▶ EXTRACTED ENTRIES:
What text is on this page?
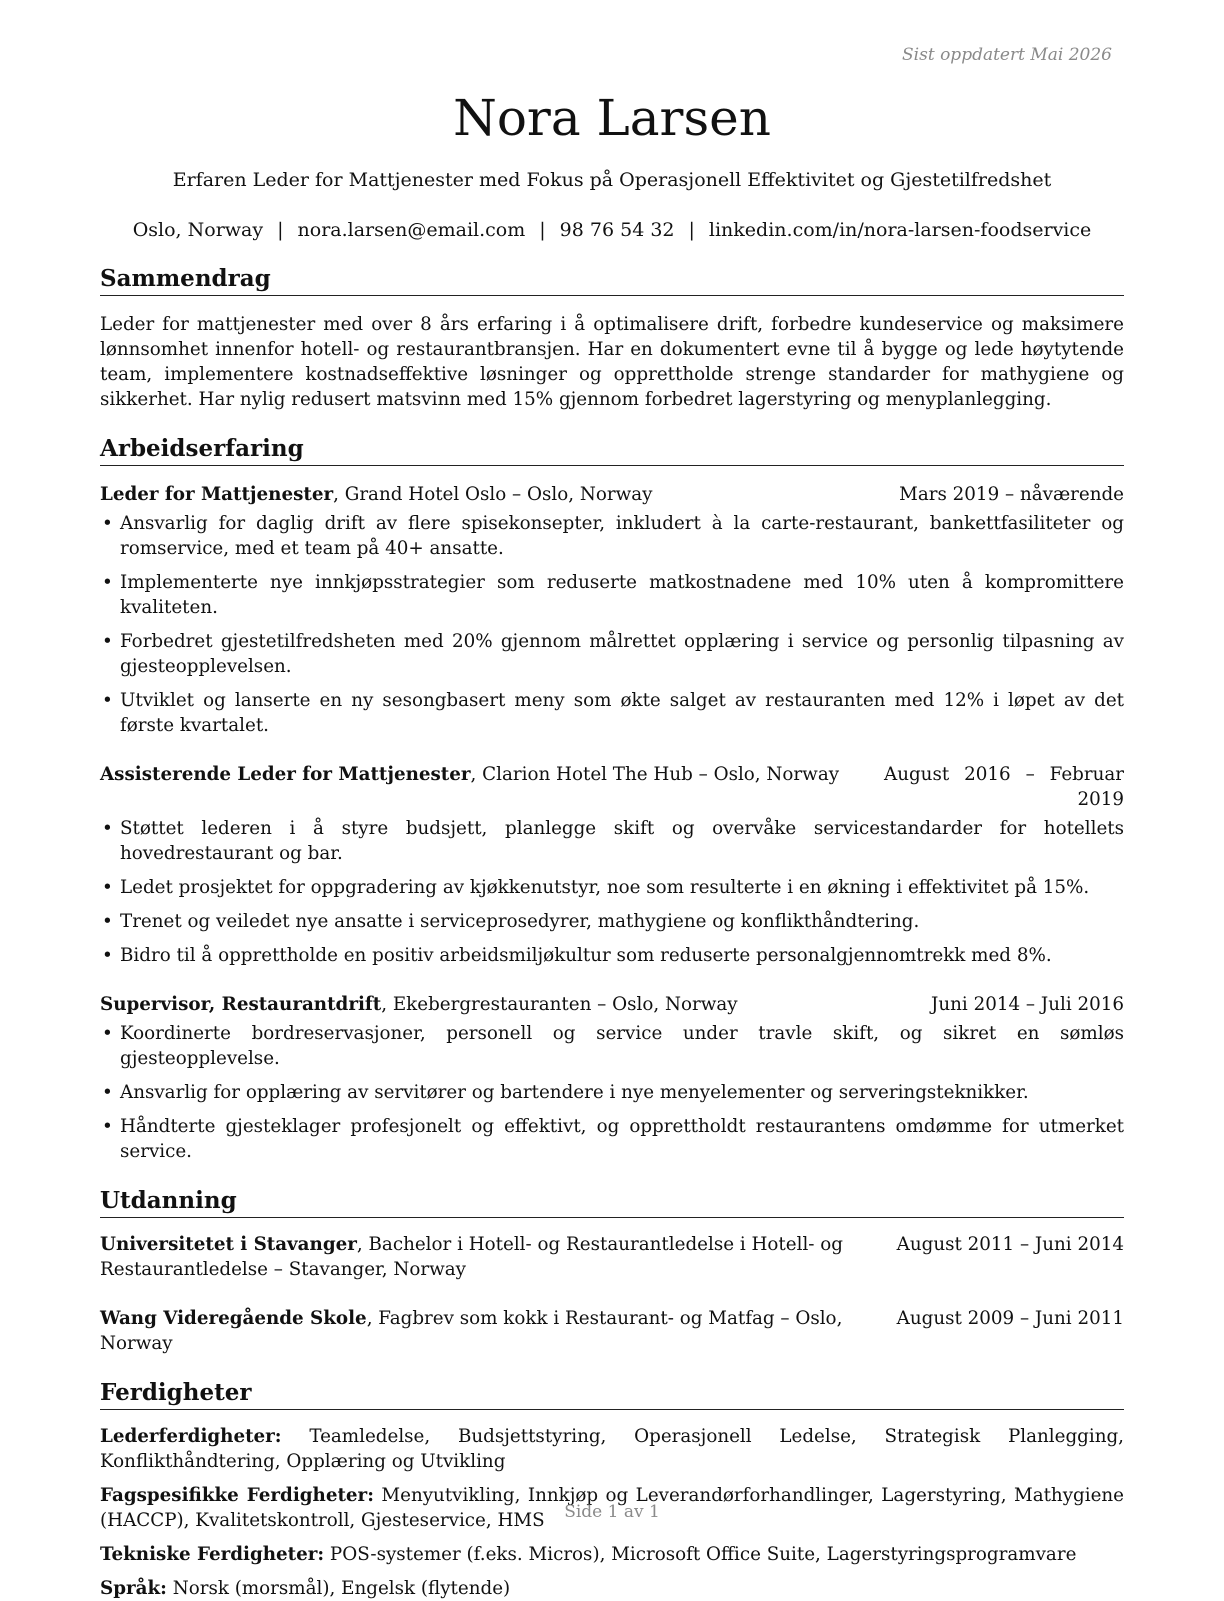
Sist oppdatert Mai 2026
Nora Larsen
Erfaren Leder for Mattjenester med Fokus på Operasjonell Effektivitet og Gjestetilfredshet
Oslo, Norway | nora.larsen@email.com | 98 76 54 32 | linkedin.com/in/nora-larsen-foodservice
Sammendrag
Leder for mattjenester med over 8 års erfaring i å optimalisere drift, forbedre kundeservice og maksimere lønnsomhet innenfor hotell- og restaurantbransjen. Har en dokumentert evne til å bygge og lede høytytende team, implementere kostnadseffektive løsninger og opprettholde strenge standarder for mathygiene og sikkerhet. Har nylig redusert matsvinn med 15% gjennom forbedret lagerstyring og menyplanlegging.
Arbeidserfaring
Leder for Mattjenester, Grand Hotel Oslo – Oslo, Norway	Mars 2019 – nåværende
• Ansvarlig for daglig drift av flere spisekonsepter, inkludert à la carte-restaurant, bankettfasiliteter og romservice, med et team på 40+ ansatte.
• Implementerte nye innkjøpsstrategier som reduserte matkostnadene med 10% uten å kompromittere kvaliteten.
• Forbedret gjestetilfredsheten med 20% gjennom målrettet opplæring i service og personlig tilpasning av gjesteopplevelsen.
• Utviklet og lanserte en ny sesongbasert meny som økte salget av restauranten med 12% i løpet av det første kvartalet.
Assisterende Leder for Mattjenester, Clarion Hotel The Hub – Oslo, Norway	August 2016 – Februar 2019
• Støttet lederen i å styre budsjett, planlegge skift og overvåke servicestandarder for hotellets hovedrestaurant og bar.
• Ledet prosjektet for oppgradering av kjøkkenutstyr, noe som resulterte i en økning i effektivitet på 15%.
• Trenet og veiledet nye ansatte i serviceprosedyrer, mathygiene og konflikthåndtering.
• Bidro til å opprettholde en positiv arbeidsmiljøkultur som reduserte personalgjennomtrekk med 8%.
Supervisor, Restaurantdrift, Ekebergrestauranten – Oslo, Norway	Juni 2014 – Juli 2016
• Koordinerte bordreservasjoner, personell og service under travle skift, og sikret en sømløs gjesteopplevelse.
• Ansvarlig for opplæring av servitører og bartendere i nye menyelementer og serveringsteknikker.
• Håndterte gjesteklager profesjonelt og effektivt, og opprettholdt restaurantens omdømme for utmerket service.
Utdanning
Universitetet i Stavanger, Bachelor i Hotell- og Restaurantledelse i Hotell- og Restaurantledelse – Stavanger, Norway
August 2011 – Juni 2014
Wang Videregående Skole, Fagbrev som kokk i Restaurant- og Matfag – Oslo, Norway
August 2009 – Juni 2011
Ferdigheter
Lederferdigheter: Teamledelse, Budsjettstyring, Operasjonell Ledelse, Strategisk Planlegging, Konflikthåndtering, Opplæring og Utvikling
Fagspesifikke Ferdigheter: Menyutvikling, Innkjøp og Leverandørforhandlinger, Lagerstyring, Mathygiene (HACCP), Kvalitetskontroll, Gjesteservice, HMS
Tekniske Ferdigheter: POS-systemer (f.eks. Micros), Microsoft Office Suite, Lagerstyringsprogramvare
Språk: Norsk (morsmål), Engelsk (flytende)
Side 1 av 1
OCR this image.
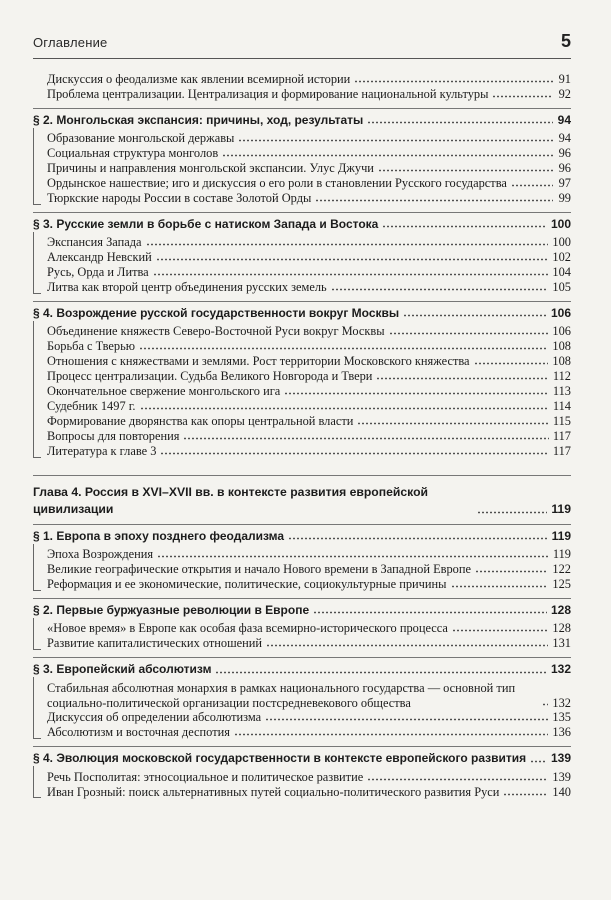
Оглавление	5
Дискуссия о феодализме как явлении всемирной истории	91
Проблема централизации. Централизация и формирование национальной культуры	92
§ 2. Монгольская экспансия: причины, ход, результаты	94
Образование монгольской державы	94
Социальная структура монголов	96
Причины и направления монгольской экспансии. Улус Джучи	96
Ордынское нашествие; иго и дискуссия о его роли в становлении Русского государства	97
Тюркские народы России в составе Золотой Орды	99
§ 3. Русские земли в борьбе с натиском Запада и Востока	100
Экспансия Запада	100
Александр Невский	102
Русь, Орда и Литва	104
Литва как второй центр объединения русских земель	105
§ 4. Возрождение русской государственности вокруг Москвы	106
Объединение княжеств Северо-Восточной Руси вокруг Москвы	106
Борьба с Тверью	108
Отношения с княжествами и землями. Рост территории Московского княжества	108
Процесс централизации. Судьба Великого Новгорода и Твери	112
Окончательное свержение монгольского ига	113
Судебник 1497 г.	114
Формирование дворянства как опоры центральной власти	115
Вопросы для повторения	117
Литература к главе 3	117
Глава 4. Россия в XVI–XVII вв. в контексте развития европейской цивилизации	119
§ 1. Европа в эпоху позднего феодализма	119
Эпоха Возрождения	119
Великие географические открытия и начало Нового времени в Западной Европе	122
Реформация и ее экономические, политические, социокультурные причины	125
§ 2. Первые буржуазные революции в Европе	128
«Новое время» в Европе как особая фаза всемирно-исторического процесса	128
Развитие капиталистических отношений	131
§ 3. Европейский абсолютизм	132
Стабильная абсолютная монархия в рамках национального государства — основной тип социально-политической организации постсредневекового общества	132
Дискуссия об определении абсолютизма	135
Абсолютизм и восточная деспотия	136
§ 4. Эволюция московской государственности в контексте европейского развития 139
Речь Посполитая: этносоциальное и политическое развитие	139
Иван Грозный: поиск альтернативных путей социально-политического развития Руси	140
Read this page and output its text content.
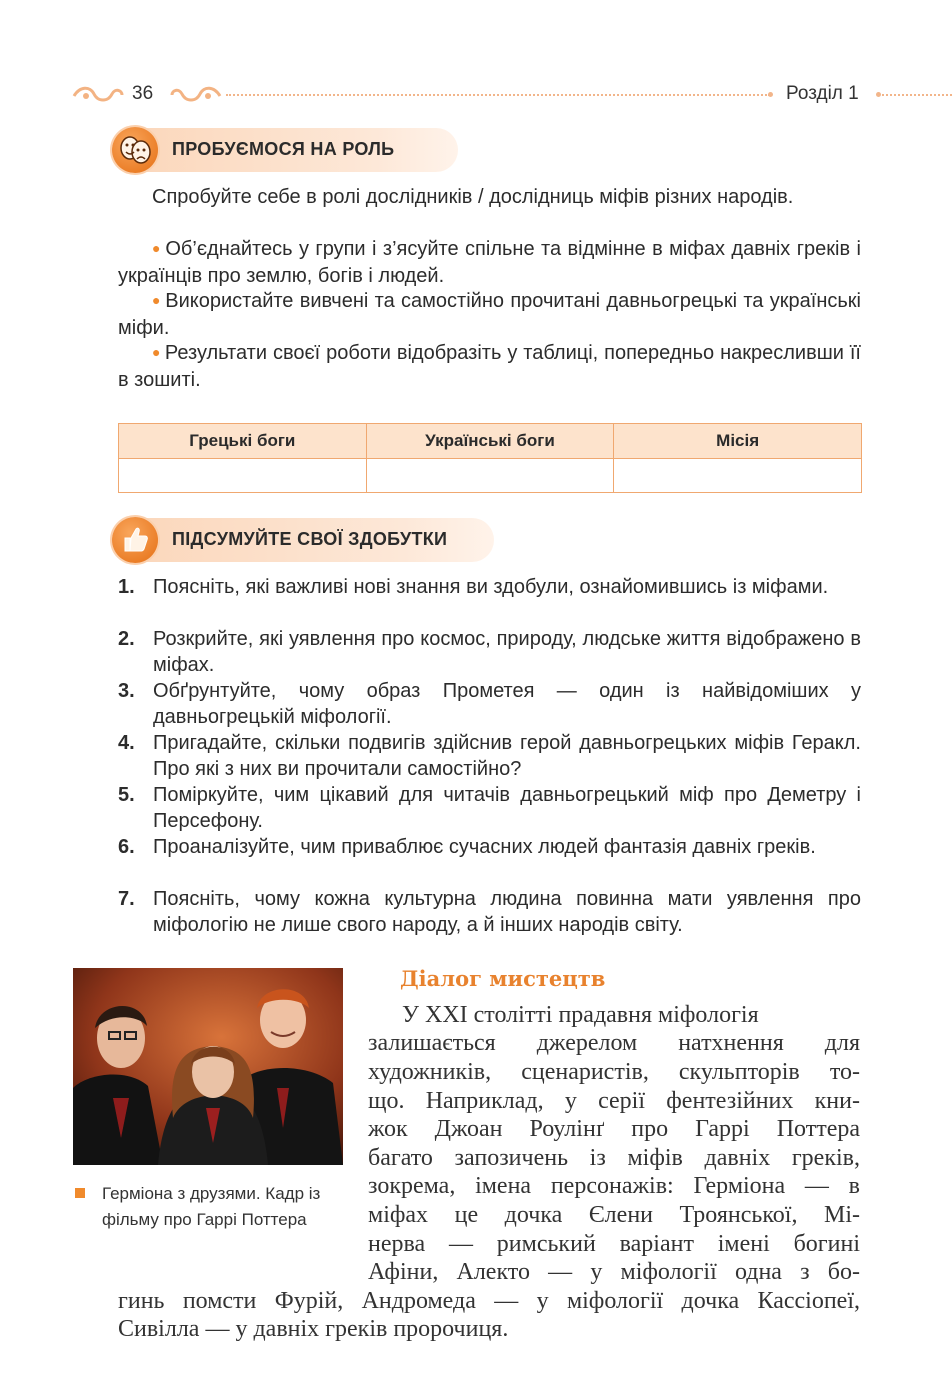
36	Розділ 1
ПРОБУЄМОСЯ НА РОЛЬ
Спробуйте себе в ролі дослідників / дослідниць міфів різних народів.
● Об’єднайтесь у групи і з’ясуйте спільне та відмінне в міфах давніх греків і українців про землю, богів і людей.
● Використайте вивчені та самостійно прочитані давньогрецькі та українські міфи.
● Результати своєї роботи відобразіть у таблиці, попередньо накресливши її в зошиті.
Грецькі боги	Українські боги	Місія

ПІДСУМУЙТЕ СВОЇ ЗДОБУТКИ
1. Поясніть, які важливі нові знання ви здобули, ознайомившись із міфами.
2. Розкрийте, які уявлення про космос, природу, людське життя відображено в міфах.
3. Обґрунтуйте, чому образ Прометея — один із найвідоміших у давньогрецькій міфології.
4. Пригадайте, скільки подвигів здійснив герой давньогрецьких міфів Геракл. Про які з них ви прочитали самостійно?
5. Поміркуйте, чим цікавий для читачів давньогрецький міф про Деметру і Персефону.
6. Проаналізуйте, чим приваблює сучасних людей фантазія давніх греків.
7. Поясніть, чому кожна культурна людина повинна мати уявлення про міфологію не лише свого народу, а й інших народів світу.
Герміона з друзями. Кадр із фільму про Гаррі Поттера
Діалог мистецтв
У XXI столітті прадавня міфологія
залишається джерелом натхнення для
художників, сценаристів, скульпторів то-
що. Наприклад, у серії фентезійних кни-
жок Джоан Роулінґ про Гаррі Поттера
багато запозичень із міфів давніх греків,
зокрема, імена персонажів: Герміона — в
міфах це дочка Єлени Троянської, Мі-
нерва — римський варіант імені богині
Афіни, Алекто — у міфології одна з бо-
гинь помсти Фурій, Андромеда — у міфології дочка Кассіопеї,
Сивілла — у давніх греків пророчиця.
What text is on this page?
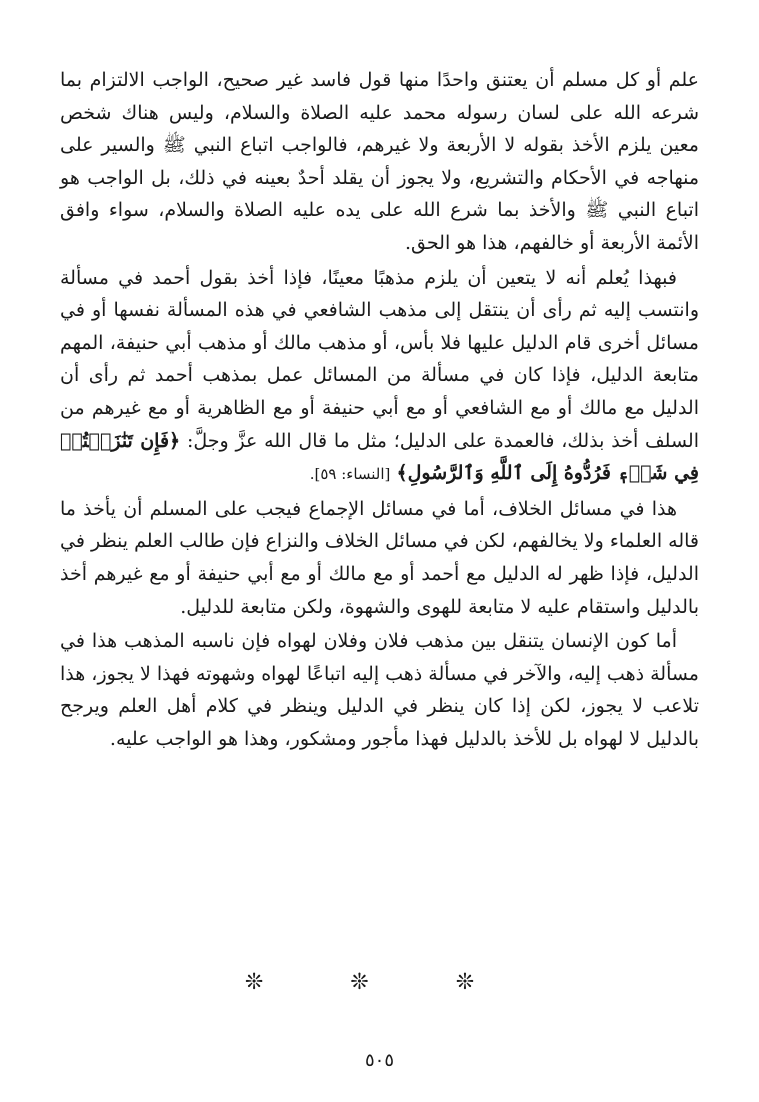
علم أو كل مسلم أن يعتنق واحدًا منها قول فاسد غير صحيح، الواجب الالتزام بما شرعه الله على لسان رسوله محمد عليه الصلاة والسلام، وليس هناك شخص معين يلزم الأخذ بقوله لا الأربعة ولا غيرهم، فالواجب اتباع النبي ﷺ والسير على منهاجه في الأحكام والتشريع، ولا يجوز أن يقلد أحدٌ بعينه في ذلك، بل الواجب هو اتباع النبي ﷺ والأخذ بما شرع الله على يده عليه الصلاة والسلام، سواء وافق الأئمة الأربعة أو خالفهم، هذا هو الحق.

فبهذا يُعلم أنه لا يتعين أن يلزم مذهبًا معينًا، فإذا أخذ بقول أحمد في مسألة وانتسب إليه ثم رأى أن ينتقل إلى مذهب الشافعي في هذه المسألة نفسها أو في مسائل أخرى قام الدليل عليها فلا بأس، أو مذهب مالك أو مذهب أبي حنيفة، المهم متابعة الدليل، فإذا كان في مسألة من المسائل عمل بمذهب أحمد ثم رأى أن الدليل مع مالك أو مع الشافعي أو مع أبي حنيفة أو مع الظاهرية أو مع غيرهم من السلف أخذ بذلك، فالعمدة على الدليل؛ مثل ما قال الله عزَّ وجلَّ: ﴿فَإِن تَنَٰزَعۡتُمۡ فِي شَيۡءٖ فَرُدُّوهُ إِلَى ٱللَّهِ وَٱلرَّسُولِ﴾ [النساء: ٥٩].

هذا في مسائل الخلاف، أما في مسائل الإجماع فيجب على المسلم أن يأخذ ما قاله العلماء ولا يخالفهم، لكن في مسائل الخلاف والنزاع فإن طالب العلم ينظر في الدليل، فإذا ظهر له الدليل مع أحمد أو مع مالك أو مع أبي حنيفة أو مع غيرهم أخذ بالدليل واستقام عليه لا متابعة للهوى والشهوة، ولكن متابعة للدليل.

أما كون الإنسان يتنقل بين مذهب فلان وفلان لهواه فإن ناسبه المذهب هذا في مسألة ذهب إليه، والآخر في مسألة ذهب إليه اتباعًا لهواه وشهوته فهذا لا يجوز، هذا تلاعب لا يجوز، لكن إذا كان ينظر في الدليل وينظر في كلام أهل العلم ويرجح بالدليل لا لهواه بل للأخذ بالدليل فهذا مأجور ومشكور، وهذا هو الواجب عليه.

❊ ❊ ❊
٥٠٥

▶ EXERCISE TASK: From the listing, copy every line where the string "государства" appears.

▶ TASK OUTPUT:
Ордынское нашествие; иго и дискуссия о его роли в становлении Русского государства	97
Стабильная абсолютная монархия в рамках национального государства — основной тип социально-политической организации постсредневекового общества	132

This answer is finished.